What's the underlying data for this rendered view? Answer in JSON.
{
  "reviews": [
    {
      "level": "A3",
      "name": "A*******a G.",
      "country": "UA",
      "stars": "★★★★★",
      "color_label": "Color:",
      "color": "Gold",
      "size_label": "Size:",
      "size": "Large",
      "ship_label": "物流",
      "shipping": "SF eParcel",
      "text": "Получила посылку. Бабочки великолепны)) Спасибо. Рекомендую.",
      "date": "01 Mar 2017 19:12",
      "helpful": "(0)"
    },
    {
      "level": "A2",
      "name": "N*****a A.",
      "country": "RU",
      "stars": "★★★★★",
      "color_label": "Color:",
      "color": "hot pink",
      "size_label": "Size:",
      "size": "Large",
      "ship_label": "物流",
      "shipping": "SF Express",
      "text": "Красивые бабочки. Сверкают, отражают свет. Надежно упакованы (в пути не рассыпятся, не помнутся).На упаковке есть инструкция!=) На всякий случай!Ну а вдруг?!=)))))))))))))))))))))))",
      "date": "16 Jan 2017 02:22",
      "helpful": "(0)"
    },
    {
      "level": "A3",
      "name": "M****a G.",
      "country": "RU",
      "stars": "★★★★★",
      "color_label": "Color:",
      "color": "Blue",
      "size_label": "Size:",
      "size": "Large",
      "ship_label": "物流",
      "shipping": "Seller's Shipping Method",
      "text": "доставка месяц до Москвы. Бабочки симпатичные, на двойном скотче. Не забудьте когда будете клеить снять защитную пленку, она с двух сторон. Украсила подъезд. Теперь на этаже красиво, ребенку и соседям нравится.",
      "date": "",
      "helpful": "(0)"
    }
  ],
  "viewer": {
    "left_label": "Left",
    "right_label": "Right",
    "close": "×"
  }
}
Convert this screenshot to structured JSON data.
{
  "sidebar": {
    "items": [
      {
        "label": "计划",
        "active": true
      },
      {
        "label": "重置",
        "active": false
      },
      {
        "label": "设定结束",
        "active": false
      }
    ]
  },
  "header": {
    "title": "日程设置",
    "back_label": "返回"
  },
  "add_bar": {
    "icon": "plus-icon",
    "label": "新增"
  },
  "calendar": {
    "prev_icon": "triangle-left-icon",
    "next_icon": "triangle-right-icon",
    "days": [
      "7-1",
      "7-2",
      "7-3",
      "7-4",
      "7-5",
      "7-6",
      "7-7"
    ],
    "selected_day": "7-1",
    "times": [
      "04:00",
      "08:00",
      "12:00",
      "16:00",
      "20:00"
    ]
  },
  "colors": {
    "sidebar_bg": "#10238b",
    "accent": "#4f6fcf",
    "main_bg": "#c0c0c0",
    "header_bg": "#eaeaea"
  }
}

Written request ->
Scan the lines for the string "this". Copy out each line that matches.

The solution ->
What's the underlying data for this rendered view? Answer in JSON.
Convert this screenshot to structured JSON data.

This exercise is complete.